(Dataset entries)
════

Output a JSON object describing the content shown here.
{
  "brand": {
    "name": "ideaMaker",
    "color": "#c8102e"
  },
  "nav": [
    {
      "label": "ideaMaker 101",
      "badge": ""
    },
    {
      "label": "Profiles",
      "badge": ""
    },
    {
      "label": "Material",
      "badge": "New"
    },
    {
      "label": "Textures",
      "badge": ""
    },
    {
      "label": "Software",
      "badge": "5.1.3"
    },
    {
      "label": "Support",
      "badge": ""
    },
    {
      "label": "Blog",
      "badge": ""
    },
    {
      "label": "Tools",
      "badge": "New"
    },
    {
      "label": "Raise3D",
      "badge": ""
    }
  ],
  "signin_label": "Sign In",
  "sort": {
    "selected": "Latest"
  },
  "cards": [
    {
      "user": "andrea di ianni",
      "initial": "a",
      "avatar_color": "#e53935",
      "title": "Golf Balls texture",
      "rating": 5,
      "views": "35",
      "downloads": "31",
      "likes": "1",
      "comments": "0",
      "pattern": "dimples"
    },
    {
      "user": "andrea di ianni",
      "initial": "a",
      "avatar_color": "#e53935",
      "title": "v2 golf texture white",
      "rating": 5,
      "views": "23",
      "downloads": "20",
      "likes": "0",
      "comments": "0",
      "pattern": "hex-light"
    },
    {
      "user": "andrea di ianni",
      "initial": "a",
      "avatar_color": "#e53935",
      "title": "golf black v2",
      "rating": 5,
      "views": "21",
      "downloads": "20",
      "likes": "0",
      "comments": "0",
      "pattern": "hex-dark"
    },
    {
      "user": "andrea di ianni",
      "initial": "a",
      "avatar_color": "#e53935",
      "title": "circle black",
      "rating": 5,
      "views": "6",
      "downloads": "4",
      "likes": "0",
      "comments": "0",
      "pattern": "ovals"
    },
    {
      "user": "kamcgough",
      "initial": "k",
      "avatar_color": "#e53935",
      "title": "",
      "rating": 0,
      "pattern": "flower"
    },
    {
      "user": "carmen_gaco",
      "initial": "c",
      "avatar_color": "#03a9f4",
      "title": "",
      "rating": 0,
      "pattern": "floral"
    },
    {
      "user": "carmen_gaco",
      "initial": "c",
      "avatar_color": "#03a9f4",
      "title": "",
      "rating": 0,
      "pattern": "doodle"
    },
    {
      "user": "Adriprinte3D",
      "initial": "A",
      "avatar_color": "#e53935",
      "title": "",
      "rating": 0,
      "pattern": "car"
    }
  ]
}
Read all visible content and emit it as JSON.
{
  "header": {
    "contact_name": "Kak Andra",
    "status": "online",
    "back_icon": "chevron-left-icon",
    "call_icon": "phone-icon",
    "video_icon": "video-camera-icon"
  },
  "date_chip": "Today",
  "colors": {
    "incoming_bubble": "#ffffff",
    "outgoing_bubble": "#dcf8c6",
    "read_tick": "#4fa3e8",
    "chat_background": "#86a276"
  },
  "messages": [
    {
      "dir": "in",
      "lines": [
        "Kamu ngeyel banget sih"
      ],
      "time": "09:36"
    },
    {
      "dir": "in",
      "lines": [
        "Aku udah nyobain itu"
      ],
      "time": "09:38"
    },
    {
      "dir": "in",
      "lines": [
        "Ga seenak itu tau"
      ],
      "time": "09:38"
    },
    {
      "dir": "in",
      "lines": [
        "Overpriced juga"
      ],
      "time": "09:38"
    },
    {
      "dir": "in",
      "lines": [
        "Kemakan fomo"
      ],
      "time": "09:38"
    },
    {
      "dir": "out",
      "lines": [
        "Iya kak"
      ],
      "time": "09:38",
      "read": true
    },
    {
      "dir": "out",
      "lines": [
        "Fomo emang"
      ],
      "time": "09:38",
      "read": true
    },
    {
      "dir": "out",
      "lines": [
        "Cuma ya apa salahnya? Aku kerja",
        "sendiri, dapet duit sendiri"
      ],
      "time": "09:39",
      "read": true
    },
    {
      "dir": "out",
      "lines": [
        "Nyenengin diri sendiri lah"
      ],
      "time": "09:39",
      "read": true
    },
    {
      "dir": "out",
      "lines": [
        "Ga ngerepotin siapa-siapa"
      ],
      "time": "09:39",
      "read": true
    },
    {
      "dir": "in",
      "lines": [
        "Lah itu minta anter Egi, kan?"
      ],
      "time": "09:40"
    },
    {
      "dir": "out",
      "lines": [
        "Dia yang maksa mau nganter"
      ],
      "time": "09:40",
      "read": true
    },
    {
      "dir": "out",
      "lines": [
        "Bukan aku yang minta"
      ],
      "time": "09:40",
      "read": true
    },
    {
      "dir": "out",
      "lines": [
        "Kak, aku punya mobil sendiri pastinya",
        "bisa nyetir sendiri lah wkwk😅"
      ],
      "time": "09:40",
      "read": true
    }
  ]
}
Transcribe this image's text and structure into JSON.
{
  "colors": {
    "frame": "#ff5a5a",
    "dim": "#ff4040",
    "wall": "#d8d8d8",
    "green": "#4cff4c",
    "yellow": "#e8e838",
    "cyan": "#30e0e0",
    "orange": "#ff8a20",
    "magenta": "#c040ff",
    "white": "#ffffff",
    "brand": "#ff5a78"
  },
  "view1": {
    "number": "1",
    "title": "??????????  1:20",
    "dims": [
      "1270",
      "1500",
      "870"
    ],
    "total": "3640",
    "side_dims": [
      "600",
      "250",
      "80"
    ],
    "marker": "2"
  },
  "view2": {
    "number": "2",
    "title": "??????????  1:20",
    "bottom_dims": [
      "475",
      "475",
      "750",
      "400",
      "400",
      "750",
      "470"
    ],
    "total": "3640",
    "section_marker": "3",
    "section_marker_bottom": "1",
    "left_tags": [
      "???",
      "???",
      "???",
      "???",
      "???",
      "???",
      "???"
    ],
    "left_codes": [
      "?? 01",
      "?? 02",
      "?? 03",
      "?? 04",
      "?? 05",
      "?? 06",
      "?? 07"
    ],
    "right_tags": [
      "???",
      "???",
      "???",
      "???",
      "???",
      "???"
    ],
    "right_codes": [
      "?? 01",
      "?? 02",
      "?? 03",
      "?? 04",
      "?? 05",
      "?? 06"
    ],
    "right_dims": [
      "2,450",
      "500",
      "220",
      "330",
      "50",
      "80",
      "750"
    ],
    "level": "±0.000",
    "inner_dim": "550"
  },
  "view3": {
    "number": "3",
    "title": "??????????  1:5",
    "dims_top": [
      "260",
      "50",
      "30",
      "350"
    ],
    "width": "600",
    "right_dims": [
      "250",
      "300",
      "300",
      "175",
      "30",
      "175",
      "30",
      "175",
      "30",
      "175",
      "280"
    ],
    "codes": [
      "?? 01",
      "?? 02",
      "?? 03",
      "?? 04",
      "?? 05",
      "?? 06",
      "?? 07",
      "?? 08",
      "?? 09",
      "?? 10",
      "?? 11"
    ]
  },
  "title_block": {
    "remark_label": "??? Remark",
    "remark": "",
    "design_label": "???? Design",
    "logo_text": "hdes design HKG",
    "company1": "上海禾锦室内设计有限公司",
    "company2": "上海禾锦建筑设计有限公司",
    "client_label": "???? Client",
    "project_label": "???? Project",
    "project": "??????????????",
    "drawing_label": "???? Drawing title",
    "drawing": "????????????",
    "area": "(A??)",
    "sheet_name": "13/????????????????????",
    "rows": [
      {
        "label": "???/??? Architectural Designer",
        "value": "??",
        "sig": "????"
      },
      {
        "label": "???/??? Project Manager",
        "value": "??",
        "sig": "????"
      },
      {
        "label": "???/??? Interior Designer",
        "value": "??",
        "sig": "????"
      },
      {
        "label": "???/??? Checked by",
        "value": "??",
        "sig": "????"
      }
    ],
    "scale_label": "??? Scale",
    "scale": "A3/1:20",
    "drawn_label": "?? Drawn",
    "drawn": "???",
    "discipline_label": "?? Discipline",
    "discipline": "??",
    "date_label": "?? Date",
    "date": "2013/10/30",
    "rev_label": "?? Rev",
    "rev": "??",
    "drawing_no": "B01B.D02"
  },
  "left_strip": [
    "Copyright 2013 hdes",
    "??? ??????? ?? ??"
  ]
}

════

▶ **Task to complete**:
Every line holding "ideaMaker" should be copied out.

▶ **Exercise result**:
    "name": "ideaMaker",
      "label": "ideaMaker 101",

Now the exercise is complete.